[Extracts from a graphics dataset]
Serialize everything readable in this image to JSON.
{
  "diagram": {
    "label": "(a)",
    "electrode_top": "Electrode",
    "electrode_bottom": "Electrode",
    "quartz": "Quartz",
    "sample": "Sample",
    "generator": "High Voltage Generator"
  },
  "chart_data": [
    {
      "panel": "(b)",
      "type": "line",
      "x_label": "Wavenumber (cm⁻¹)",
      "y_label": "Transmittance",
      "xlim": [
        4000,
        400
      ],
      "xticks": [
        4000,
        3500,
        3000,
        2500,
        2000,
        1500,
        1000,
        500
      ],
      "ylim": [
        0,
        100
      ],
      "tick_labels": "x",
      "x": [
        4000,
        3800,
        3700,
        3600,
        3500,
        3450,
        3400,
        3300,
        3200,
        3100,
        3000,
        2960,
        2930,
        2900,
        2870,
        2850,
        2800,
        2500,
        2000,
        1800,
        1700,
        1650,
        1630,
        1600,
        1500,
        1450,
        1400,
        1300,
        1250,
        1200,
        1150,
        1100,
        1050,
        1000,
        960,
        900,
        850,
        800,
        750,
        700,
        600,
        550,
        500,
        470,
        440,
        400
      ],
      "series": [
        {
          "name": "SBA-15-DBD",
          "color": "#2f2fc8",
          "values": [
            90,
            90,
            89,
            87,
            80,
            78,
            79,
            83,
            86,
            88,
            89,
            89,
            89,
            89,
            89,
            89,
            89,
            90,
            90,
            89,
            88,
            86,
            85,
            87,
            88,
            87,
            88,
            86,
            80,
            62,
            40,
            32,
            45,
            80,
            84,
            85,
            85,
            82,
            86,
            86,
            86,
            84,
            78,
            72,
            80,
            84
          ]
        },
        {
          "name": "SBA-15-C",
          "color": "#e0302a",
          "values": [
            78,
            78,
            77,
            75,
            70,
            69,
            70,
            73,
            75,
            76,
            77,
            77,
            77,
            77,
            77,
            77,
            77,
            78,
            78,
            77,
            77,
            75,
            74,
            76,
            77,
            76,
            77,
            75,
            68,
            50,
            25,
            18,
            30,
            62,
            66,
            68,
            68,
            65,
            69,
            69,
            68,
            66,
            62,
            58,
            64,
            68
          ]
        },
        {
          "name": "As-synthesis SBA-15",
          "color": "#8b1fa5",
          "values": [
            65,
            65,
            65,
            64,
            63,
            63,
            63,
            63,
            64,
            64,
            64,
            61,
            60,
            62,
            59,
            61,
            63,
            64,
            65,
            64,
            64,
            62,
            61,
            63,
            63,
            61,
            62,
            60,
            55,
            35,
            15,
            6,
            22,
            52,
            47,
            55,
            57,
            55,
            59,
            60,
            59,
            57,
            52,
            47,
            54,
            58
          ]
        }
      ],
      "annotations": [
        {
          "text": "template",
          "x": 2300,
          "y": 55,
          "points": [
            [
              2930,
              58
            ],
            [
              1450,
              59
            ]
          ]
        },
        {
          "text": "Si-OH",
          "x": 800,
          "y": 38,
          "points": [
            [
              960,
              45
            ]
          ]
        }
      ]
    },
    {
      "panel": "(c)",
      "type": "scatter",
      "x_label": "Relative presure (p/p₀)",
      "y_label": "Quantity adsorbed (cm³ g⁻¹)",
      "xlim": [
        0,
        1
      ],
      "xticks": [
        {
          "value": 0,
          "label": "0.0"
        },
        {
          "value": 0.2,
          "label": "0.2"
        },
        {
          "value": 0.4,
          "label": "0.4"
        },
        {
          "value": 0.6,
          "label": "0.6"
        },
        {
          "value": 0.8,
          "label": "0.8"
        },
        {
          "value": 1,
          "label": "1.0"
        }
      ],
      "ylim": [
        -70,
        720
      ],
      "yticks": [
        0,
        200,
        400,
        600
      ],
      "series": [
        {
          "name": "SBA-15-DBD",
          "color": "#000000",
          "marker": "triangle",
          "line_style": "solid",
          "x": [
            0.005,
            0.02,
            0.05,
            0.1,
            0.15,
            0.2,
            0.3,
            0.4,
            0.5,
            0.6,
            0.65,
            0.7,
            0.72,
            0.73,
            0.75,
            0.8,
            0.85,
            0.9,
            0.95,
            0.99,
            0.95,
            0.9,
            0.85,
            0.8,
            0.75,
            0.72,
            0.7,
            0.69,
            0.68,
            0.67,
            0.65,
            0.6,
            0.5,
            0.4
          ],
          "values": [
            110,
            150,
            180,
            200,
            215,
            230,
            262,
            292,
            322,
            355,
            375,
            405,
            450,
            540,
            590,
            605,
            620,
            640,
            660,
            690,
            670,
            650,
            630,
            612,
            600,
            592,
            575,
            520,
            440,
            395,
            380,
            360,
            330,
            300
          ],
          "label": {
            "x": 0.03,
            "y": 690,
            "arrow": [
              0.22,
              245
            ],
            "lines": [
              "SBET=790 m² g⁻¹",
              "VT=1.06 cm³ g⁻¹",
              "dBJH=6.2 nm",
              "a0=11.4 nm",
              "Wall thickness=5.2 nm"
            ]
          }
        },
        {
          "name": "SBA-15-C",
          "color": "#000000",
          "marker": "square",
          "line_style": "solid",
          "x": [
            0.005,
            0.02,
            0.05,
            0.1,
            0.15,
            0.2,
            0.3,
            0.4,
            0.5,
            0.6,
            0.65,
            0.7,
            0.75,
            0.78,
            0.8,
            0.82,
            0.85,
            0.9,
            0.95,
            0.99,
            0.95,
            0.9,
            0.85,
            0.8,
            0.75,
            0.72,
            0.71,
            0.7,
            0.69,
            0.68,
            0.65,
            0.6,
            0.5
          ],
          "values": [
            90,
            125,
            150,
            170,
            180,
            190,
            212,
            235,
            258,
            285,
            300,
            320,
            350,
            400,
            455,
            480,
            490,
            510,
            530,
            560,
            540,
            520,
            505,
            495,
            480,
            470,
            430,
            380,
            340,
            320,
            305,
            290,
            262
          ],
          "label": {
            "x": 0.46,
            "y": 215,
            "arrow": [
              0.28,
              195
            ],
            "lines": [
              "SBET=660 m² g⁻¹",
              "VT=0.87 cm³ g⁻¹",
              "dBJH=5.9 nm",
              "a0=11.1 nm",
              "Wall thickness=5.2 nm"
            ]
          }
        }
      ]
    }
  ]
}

▸ PROBLEM TO WORK ON: In full and verbatim, repeat the records given above.

▸ WRITTEN RESPONSE:
Serialize everything readable in this image to JSON.
{
  "diagram": {
    "label": "(a)",
    "electrode_top": "Electrode",
    "electrode_bottom": "Electrode",
    "quartz": "Quartz",
    "sample": "Sample",
    "generator": "High Voltage Generator"
  },
  "chart_data": [
    {
      "panel": "(b)",
      "type": "line",
      "x_label": "Wavenumber (cm⁻¹)",
      "y_label": "Transmittance",
      "xlim": [
        4000,
        400
      ],
      "xticks": [
        4000,
        3500,
        3000,
        2500,
        2000,
        1500,
        1000,
        500
      ],
      "ylim": [
        0,
        100
      ],
      "tick_labels": "x",
      "x": [
        4000,
        3800,
        3700,
        3600,
        3500,
        3450,
        3400,
        3300,
        3200,
        3100,
        3000,
        2960,
        2930,
        2900,
        2870,
        2850,
        2800,
        2500,
        2000,
        1800,
        1700,
        1650,
        1630,
        1600,
        1500,
        1450,
        1400,
        1300,
        1250,
        1200,
        1150,
        1100,
        1050,
        1000,
        960,
        900,
        850,
        800,
        750,
        700,
        600,
        550,
        500,
        470,
        440,
        400
      ],
      "series": [
        {
          "name": "SBA-15-DBD",
          "color": "#2f2fc8",
          "values": [
            90,
            90,
            89,
            87,
            80,
            78,
            79,
            83,
            86,
            88,
            89,
            89,
            89,
            89,
            89,
            89,
            89,
            90,
            90,
            89,
            88,
            86,
            85,
            87,
            88,
            87,
            88,
            86,
            80,
            62,
            40,
            32,
            45,
            80,
            84,
            85,
            85,
            82,
            86,
            86,
            86,
            84,
            78,
            72,
            80,
            84
          ]
        },
        {
          "name": "SBA-15-C",
          "color": "#e0302a",
          "values": [
            78,
            78,
            77,
            75,
            70,
            69,
            70,
            73,
            75,
            76,
            77,
            77,
            77,
            77,
            77,
            77,
            77,
            78,
            78,
            77,
            77,
            75,
            74,
            76,
            77,
            76,
            77,
            75,
            68,
            50,
            25,
            18,
            30,
            62,
            66,
            68,
            68,
            65,
            69,
            69,
            68,
            66,
            62,
            58,
            64,
            68
          ]
        },
        {
          "name": "As-synthesis SBA-15",
          "color": "#8b1fa5",
          "values": [
            65,
            65,
            65,
            64,
            63,
            63,
            63,
            63,
            64,
            64,
            64,
            61,
            60,
            62,
            59,
            61,
            63,
            64,
            65,
            64,
            64,
            62,
            61,
            63,
            63,
            61,
            62,
            60,
            55,
            35,
            15,
            6,
            22,
            52,
            47,
            55,
            57,
            55,
            59,
            60,
            59,
            57,
            52,
            47,
            54,
            58
          ]
        }
      ],
      "annotations": [
        {
          "text": "template",
          "x": 2300,
          "y": 55,
          "points": [
            [
              2930,
              58
            ],
            [
              1450,
              59
            ]
          ]
        },
        {
          "text": "Si-OH",
          "x": 800,
          "y": 38,
          "points": [
            [
              960,
              45
            ]
          ]
        }
      ]
    },
    {
      "panel": "(c)",
      "type": "scatter",
      "x_label": "Relative presure (p/p₀)",
      "y_label": "Quantity adsorbed (cm³ g⁻¹)",
      "xlim": [
        0,
        1
      ],
      "xticks": [
        {
          "value": 0,
          "label": "0.0"
        },
        {
          "value": 0.2,
          "label": "0.2"
        },
        {
          "value": 0.4,
          "label": "0.4"
        },
        {
          "value": 0.6,
          "label": "0.6"
        },
        {
          "value": 0.8,
          "label": "0.8"
        },
        {
          "value": 1,
          "label": "1.0"
        }
      ],
      "ylim": [
        -70,
        720
      ],
      "yticks": [
        0,
        200,
        400,
        600
      ],
      "series": [
        {
          "name": "SBA-15-DBD",
          "color": "#000000",
          "marker": "triangle",
          "line_style": "solid",
          "x": [
            0.005,
            0.02,
            0.05,
            0.1,
            0.15,
            0.2,
            0.3,
            0.4,
            0.5,
            0.6,
            0.65,
            0.7,
            0.72,
            0.73,
            0.75,
            0.8,
            0.85,
            0.9,
            0.95,
            0.99,
            0.95,
            0.9,
            0.85,
            0.8,
            0.75,
            0.72,
            0.7,
            0.69,
            0.68,
            0.67,
            0.65,
            0.6,
            0.5,
            0.4
          ],
          "values": [
            110,
            150,
            180,
            200,
            215,
            230,
            262,
            292,
            322,
            355,
            375,
            405,
            450,
            540,
            590,
            605,
            620,
            640,
            660,
            690,
            670,
            650,
            630,
            612,
            600,
            592,
            575,
            520,
            440,
            395,
            380,
            360,
            330,
            300
          ],
          "label": {
            "x": 0.03,
            "y": 690,
            "arrow": [
              0.22,
              245
            ],
            "lines": [
              "SBET=790 m² g⁻¹",
              "VT=1.06 cm³ g⁻¹",
              "dBJH=6.2 nm",
              "a0=11.4 nm",
              "Wall thickness=5.2 nm"
            ]
          }
        },
        {
          "name": "SBA-15-C",
          "color": "#000000",
          "marker": "square",
          "line_style": "solid",
          "x": [
            0.005,
            0.02,
            0.05,
            0.1,
            0.15,
            0.2,
            0.3,
            0.4,
            0.5,
            0.6,
            0.65,
            0.7,
            0.75,
            0.78,
            0.8,
            0.82,
            0.85,
            0.9,
            0.95,
            0.99,
            0.95,
            0.9,
            0.85,
            0.8,
            0.75,
            0.72,
            0.71,
            0.7,
            0.69,
            0.68,
            0.65,
            0.6,
            0.5
          ],
          "values": [
            90,
            125,
            150,
            170,
            180,
            190,
            212,
            235,
            258,
            285,
            300,
            320,
            350,
            400,
            455,
            480,
            490,
            510,
            530,
            560,
            540,
            520,
            505,
            495,
            480,
            470,
            430,
            380,
            340,
            320,
            305,
            290,
            262
          ],
          "label": {
            "x": 0.46,
            "y": 215,
            "arrow": [
              0.28,
              195
            ],
            "lines": [
              "SBET=660 m² g⁻¹",
              "VT=0.87 cm³ g⁻¹",
              "dBJH=5.9 nm",
              "a0=11.1 nm",
              "Wall thickness=5.2 nm"
            ]
          }
        }
      ]
    }
  ]
}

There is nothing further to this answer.